• **Written instruction**
Give the number of lines containing the word "Průměrná", and nothing else.

Extracted records
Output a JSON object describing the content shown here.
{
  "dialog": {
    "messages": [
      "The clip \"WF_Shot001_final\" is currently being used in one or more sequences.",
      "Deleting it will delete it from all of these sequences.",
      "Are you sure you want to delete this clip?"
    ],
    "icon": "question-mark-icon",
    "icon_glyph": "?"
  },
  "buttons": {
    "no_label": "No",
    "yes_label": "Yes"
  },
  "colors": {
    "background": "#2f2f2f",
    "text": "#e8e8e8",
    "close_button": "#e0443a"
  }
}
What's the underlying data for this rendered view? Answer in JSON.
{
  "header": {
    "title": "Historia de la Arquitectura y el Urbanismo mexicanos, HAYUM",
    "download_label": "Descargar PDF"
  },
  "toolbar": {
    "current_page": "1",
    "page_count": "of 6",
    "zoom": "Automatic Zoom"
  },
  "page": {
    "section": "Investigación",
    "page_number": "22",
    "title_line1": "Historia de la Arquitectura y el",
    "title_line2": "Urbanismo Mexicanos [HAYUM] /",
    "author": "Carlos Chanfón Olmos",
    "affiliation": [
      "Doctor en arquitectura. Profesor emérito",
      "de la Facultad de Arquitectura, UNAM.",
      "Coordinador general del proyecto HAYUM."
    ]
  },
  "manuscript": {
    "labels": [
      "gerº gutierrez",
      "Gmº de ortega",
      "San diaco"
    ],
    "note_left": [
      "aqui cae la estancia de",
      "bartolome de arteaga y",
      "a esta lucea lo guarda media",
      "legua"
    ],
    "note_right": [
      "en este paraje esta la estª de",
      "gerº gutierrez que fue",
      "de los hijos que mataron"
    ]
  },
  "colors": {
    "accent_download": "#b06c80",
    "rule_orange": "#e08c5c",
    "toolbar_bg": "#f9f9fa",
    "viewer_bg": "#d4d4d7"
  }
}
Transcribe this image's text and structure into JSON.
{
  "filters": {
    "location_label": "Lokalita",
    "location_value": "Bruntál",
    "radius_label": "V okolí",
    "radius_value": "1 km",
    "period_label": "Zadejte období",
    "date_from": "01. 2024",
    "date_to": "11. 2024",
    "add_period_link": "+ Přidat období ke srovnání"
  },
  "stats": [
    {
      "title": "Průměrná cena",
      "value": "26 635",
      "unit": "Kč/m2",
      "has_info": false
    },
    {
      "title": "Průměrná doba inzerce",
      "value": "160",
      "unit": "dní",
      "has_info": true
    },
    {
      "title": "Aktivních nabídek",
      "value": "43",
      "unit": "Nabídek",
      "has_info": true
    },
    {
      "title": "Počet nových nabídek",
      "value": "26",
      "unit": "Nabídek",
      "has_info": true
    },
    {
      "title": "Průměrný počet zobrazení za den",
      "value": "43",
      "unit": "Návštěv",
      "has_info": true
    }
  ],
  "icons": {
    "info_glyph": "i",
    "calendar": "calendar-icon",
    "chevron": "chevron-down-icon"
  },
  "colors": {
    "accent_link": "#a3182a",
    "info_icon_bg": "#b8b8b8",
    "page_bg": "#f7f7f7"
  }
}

• **Problem solution**
2